Begin MATERIAL

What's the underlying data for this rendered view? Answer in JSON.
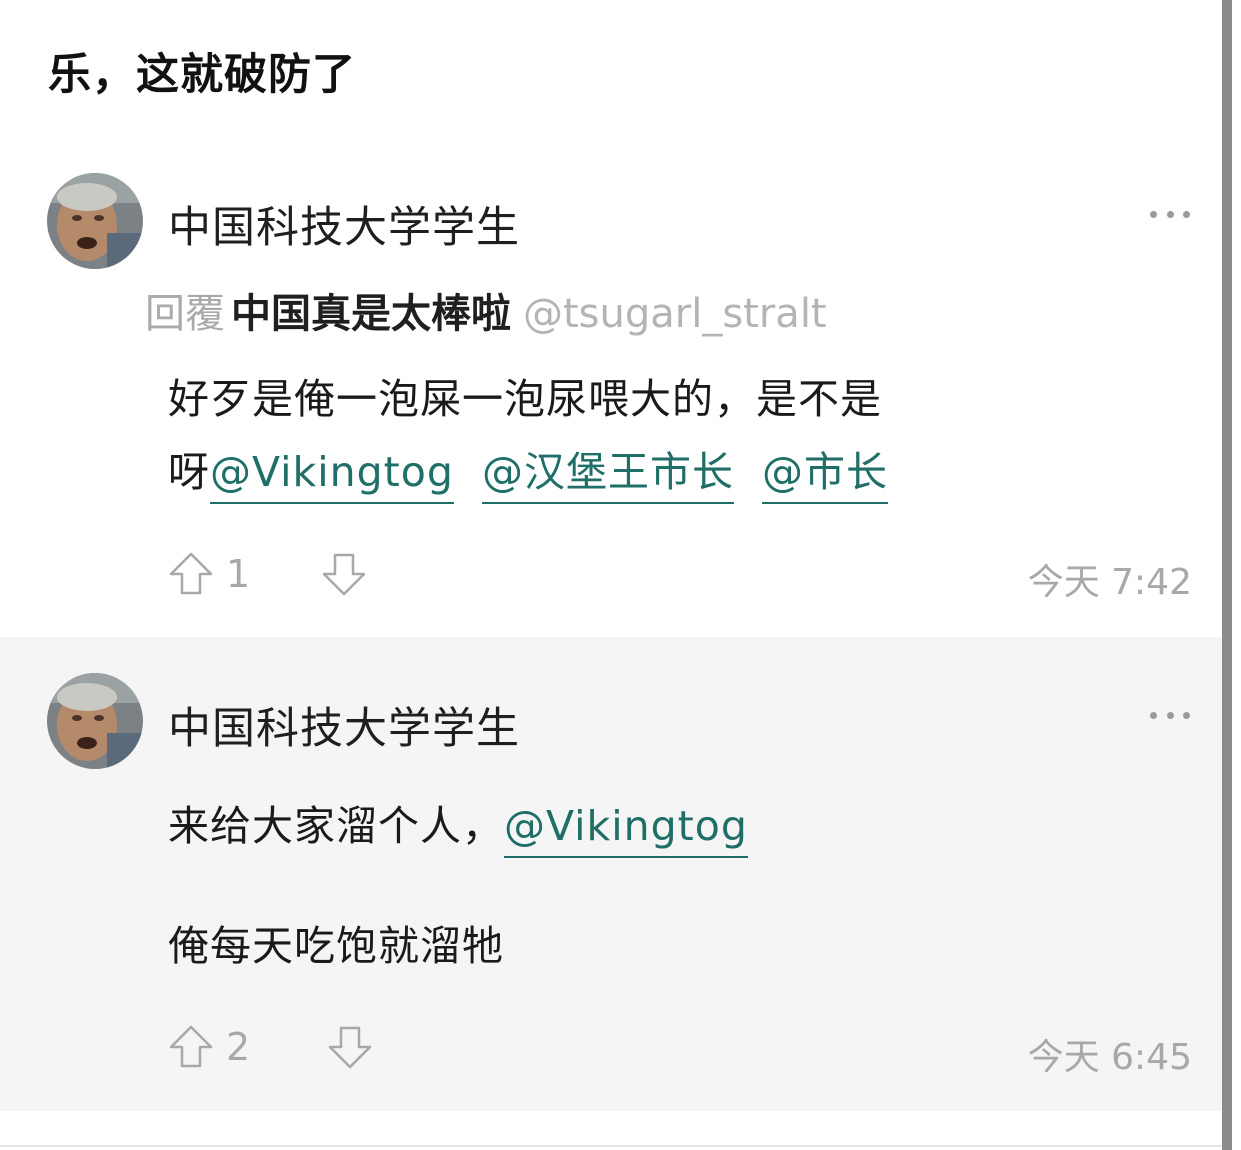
{
  "post": {
    "title": "乐，这就破防了"
  },
  "comments": [
    {
      "username": "中国科技大学学生",
      "avatar_icon": "avatar-photo-icon",
      "reply": {
        "label": "回覆",
        "name": "中国真是太棒啦",
        "handle": "@tsugarl_stralt"
      },
      "body_line1": "好歹是俺一泡屎一泡尿喂大的，是不是",
      "body_line2_prefix": "呀",
      "mentions": [
        "@Vikingtog",
        "@汉堡王市长",
        "@市长"
      ],
      "upvotes": "1",
      "time": "今天 7:42"
    },
    {
      "username": "中国科技大学学生",
      "avatar_icon": "avatar-photo-icon",
      "body_line1_prefix": "来给大家溜个人，",
      "mentions": [
        "@Vikingtog"
      ],
      "body_line2": "俺每天吃饱就溜牠",
      "upvotes": "2",
      "time": "今天 6:45"
    }
  ],
  "colors": {
    "mention": "#1f6e67",
    "muted": "#a8a8a8",
    "alt_background": "#f5f5f5"
  }
}
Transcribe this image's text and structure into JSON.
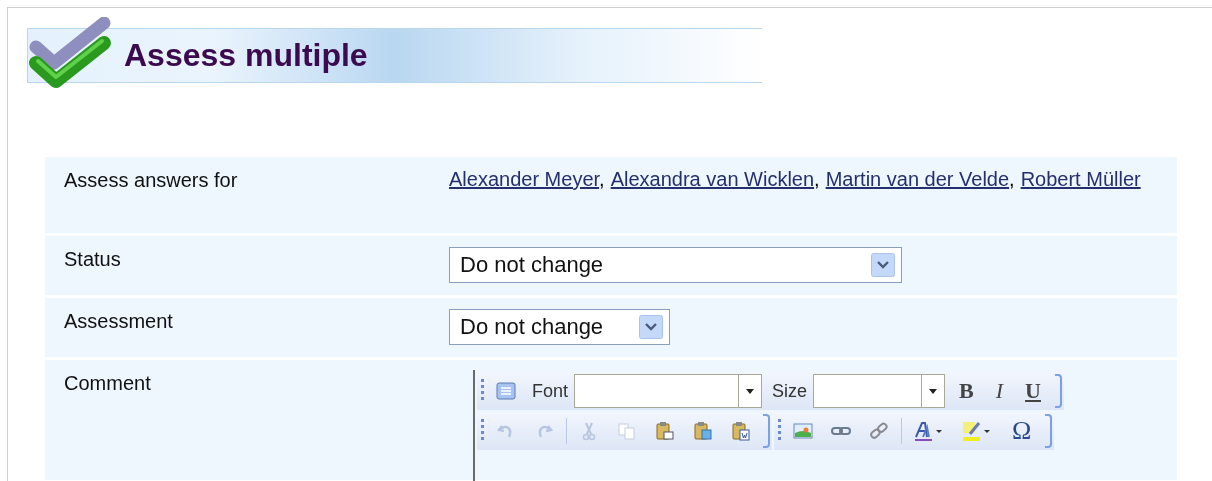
{
  "header": {
    "title": "Assess multiple"
  },
  "form": {
    "rows": [
      {
        "kind": "links",
        "label": "Assess answers for",
        "separator": ",",
        "links": [
          "Alexander Meyer",
          "Alexandra van Wicklen",
          "Martin van der Velde",
          "Robert Müller"
        ]
      },
      {
        "kind": "select",
        "label": "Status",
        "value": "Do not change",
        "wide": true
      },
      {
        "kind": "select",
        "label": "Assessment",
        "value": "Do not change",
        "wide": false
      },
      {
        "kind": "editor",
        "label": "Comment",
        "toolbar": {
          "font_label": "Font",
          "size_label": "Size",
          "bold": "B",
          "italic": "I",
          "underline": "U",
          "special_char": "Ω"
        }
      }
    ]
  }
}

End MATERIAL

■ TASK OBJECTIVE ■
No pictures belong in the copy: reproduce exactly the lines above from the one that contains "Transcribe this image's" through the last line of the entries.

■ WRITTEN ANSWER ■
Transcribe this image's text and structure into JSON.
{
  "header": {
    "title": "Assess multiple"
  },
  "form": {
    "rows": [
      {
        "kind": "links",
        "label": "Assess answers for",
        "separator": ",",
        "links": [
          "Alexander Meyer",
          "Alexandra van Wicklen",
          "Martin van der Velde",
          "Robert Müller"
        ]
      },
      {
        "kind": "select",
        "label": "Status",
        "value": "Do not change",
        "wide": true
      },
      {
        "kind": "select",
        "label": "Assessment",
        "value": "Do not change",
        "wide": false
      },
      {
        "kind": "editor",
        "label": "Comment",
        "toolbar": {
          "font_label": "Font",
          "size_label": "Size",
          "bold": "B",
          "italic": "I",
          "underline": "U",
          "special_char": "Ω"
        }
      }
    ]
  }
}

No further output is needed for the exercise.